- What needs to be done -
Everything in the data should be repeated exactly, save for the images.
— start Record set —
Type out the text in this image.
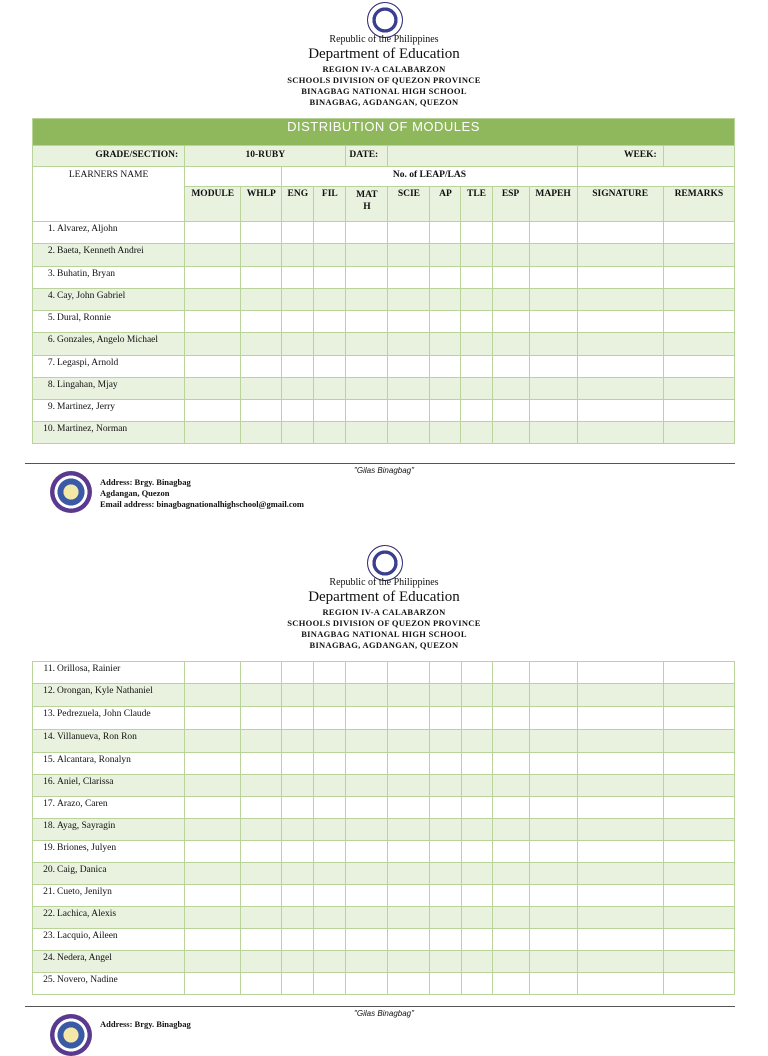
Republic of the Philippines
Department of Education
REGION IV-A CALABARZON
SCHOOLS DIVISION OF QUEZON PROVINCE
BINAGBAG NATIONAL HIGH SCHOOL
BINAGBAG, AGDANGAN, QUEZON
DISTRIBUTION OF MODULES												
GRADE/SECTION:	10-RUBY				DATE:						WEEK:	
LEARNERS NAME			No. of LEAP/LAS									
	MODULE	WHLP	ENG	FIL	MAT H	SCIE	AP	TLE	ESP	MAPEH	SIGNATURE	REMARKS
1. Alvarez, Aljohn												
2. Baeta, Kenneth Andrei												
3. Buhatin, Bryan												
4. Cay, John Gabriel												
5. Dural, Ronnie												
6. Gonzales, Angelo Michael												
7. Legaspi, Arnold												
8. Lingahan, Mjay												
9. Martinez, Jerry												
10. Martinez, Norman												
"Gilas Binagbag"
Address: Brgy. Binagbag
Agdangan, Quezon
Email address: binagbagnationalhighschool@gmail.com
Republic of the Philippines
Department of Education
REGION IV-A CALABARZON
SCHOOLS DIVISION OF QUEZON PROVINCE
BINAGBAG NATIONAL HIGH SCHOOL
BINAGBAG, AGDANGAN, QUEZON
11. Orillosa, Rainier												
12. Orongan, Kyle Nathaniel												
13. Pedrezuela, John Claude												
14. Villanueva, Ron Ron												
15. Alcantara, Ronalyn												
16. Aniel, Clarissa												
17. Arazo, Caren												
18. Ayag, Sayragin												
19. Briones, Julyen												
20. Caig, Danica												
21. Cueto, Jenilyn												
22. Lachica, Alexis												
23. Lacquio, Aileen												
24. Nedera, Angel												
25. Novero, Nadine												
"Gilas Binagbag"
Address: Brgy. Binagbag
— end Record set —
- Reply -
Type out the text in this image.
Republic of the Philippines
Department of Education
REGION IV-A CALABARZON
SCHOOLS DIVISION OF QUEZON PROVINCE
BINAGBAG NATIONAL HIGH SCHOOL
BINAGBAG, AGDANGAN, QUEZON
DISTRIBUTION OF MODULES												
GRADE/SECTION:	10-RUBY				DATE:						WEEK:	
LEARNERS NAME			No. of LEAP/LAS									
	MODULE	WHLP	ENG	FIL	MAT H	SCIE	AP	TLE	ESP	MAPEH	SIGNATURE	REMARKS
1. Alvarez, Aljohn												
2. Baeta, Kenneth Andrei												
3. Buhatin, Bryan												
4. Cay, John Gabriel												
5. Dural, Ronnie												
6. Gonzales, Angelo Michael												
7. Legaspi, Arnold												
8. Lingahan, Mjay												
9. Martinez, Jerry												
10. Martinez, Norman												
"Gilas Binagbag"
Address: Brgy. Binagbag
Agdangan, Quezon
Email address: binagbagnationalhighschool@gmail.com
Republic of the Philippines
Department of Education
REGION IV-A CALABARZON
SCHOOLS DIVISION OF QUEZON PROVINCE
BINAGBAG NATIONAL HIGH SCHOOL
BINAGBAG, AGDANGAN, QUEZON
11. Orillosa, Rainier												
12. Orongan, Kyle Nathaniel												
13. Pedrezuela, John Claude												
14. Villanueva, Ron Ron												
15. Alcantara, Ronalyn												
16. Aniel, Clarissa												
17. Arazo, Caren												
18. Ayag, Sayragin												
19. Briones, Julyen												
20. Caig, Danica												
21. Cueto, Jenilyn												
22. Lachica, Alexis												
23. Lacquio, Aileen												
24. Nedera, Angel												
25. Novero, Nadine												
"Gilas Binagbag"
Address: Brgy. Binagbag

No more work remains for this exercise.